Stored items:
§ §

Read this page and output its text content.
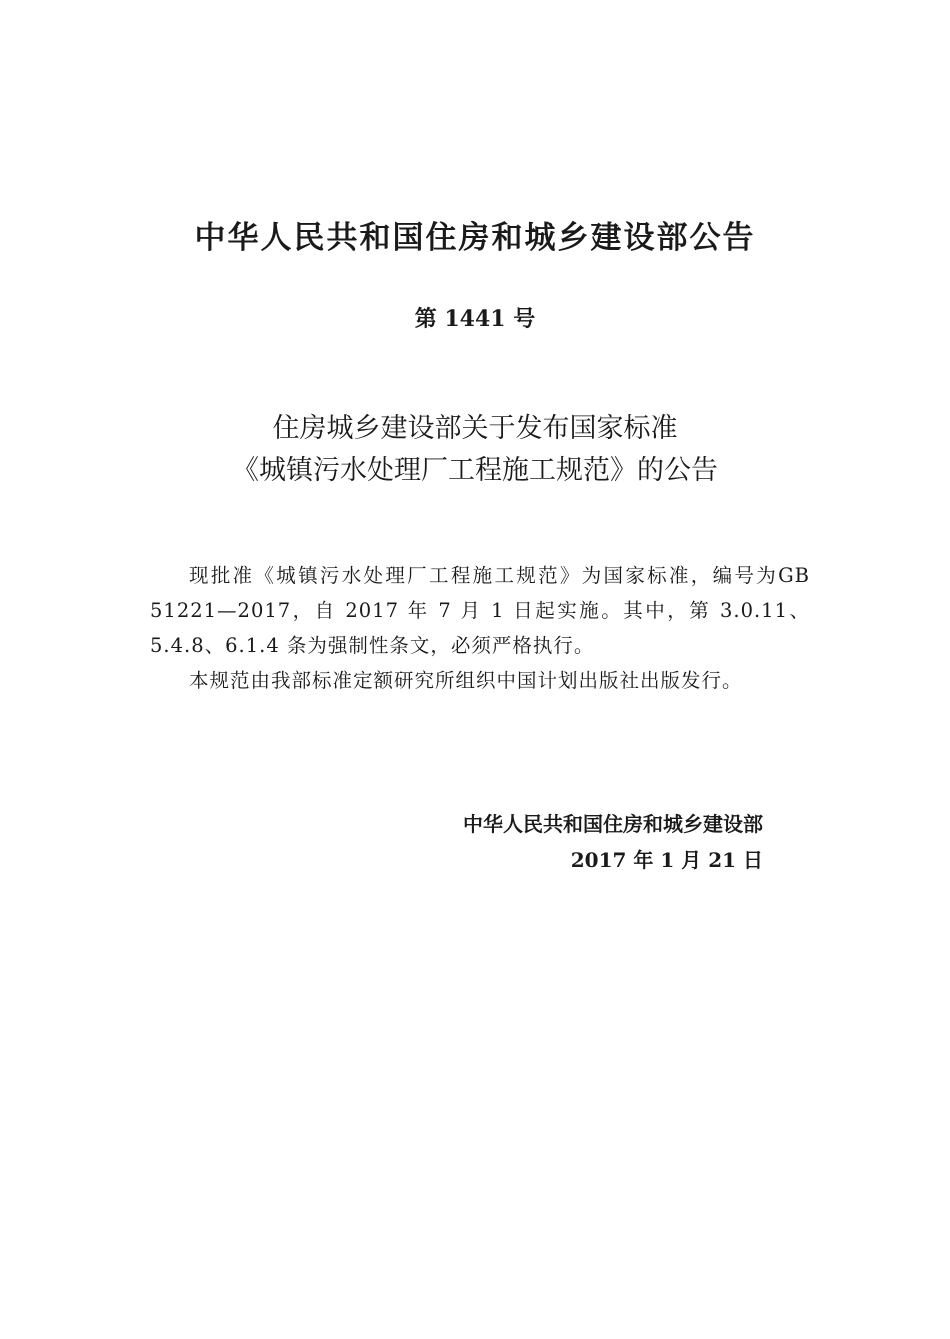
中华人民共和国住房和城乡建设部公告
第 1441 号
住房城乡建设部关于发布国家标准
《城镇污水处理厂工程施工规范》的公告

现批准《城镇污水处理厂工程施工规范》为国家标准，编号为GB 51221—2017，自 2017 年 7 月 1 日起实施。其中，第 3.0.11、5.4.8、6.1.4 条为强制性条文，必须严格执行。

本规范由我部标准定额研究所组织中国计划出版社出版发行。

中华人民共和国住房和城乡建设部
2017 年 1 月 21 日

§ §

All entries are to be retyped exactly. Omit any embedded images.

Read this page and output its text content.
中华人民共和国住房和城乡建设部公告
第 1441 号
住房城乡建设部关于发布国家标准
《城镇污水处理厂工程施工规范》的公告

现批准《城镇污水处理厂工程施工规范》为国家标准，编号为GB 51221—2017，自 2017 年 7 月 1 日起实施。其中，第 3.0.11、5.4.8、6.1.4 条为强制性条文，必须严格执行。

本规范由我部标准定额研究所组织中国计划出版社出版发行。

中华人民共和国住房和城乡建设部
2017 年 1 月 21 日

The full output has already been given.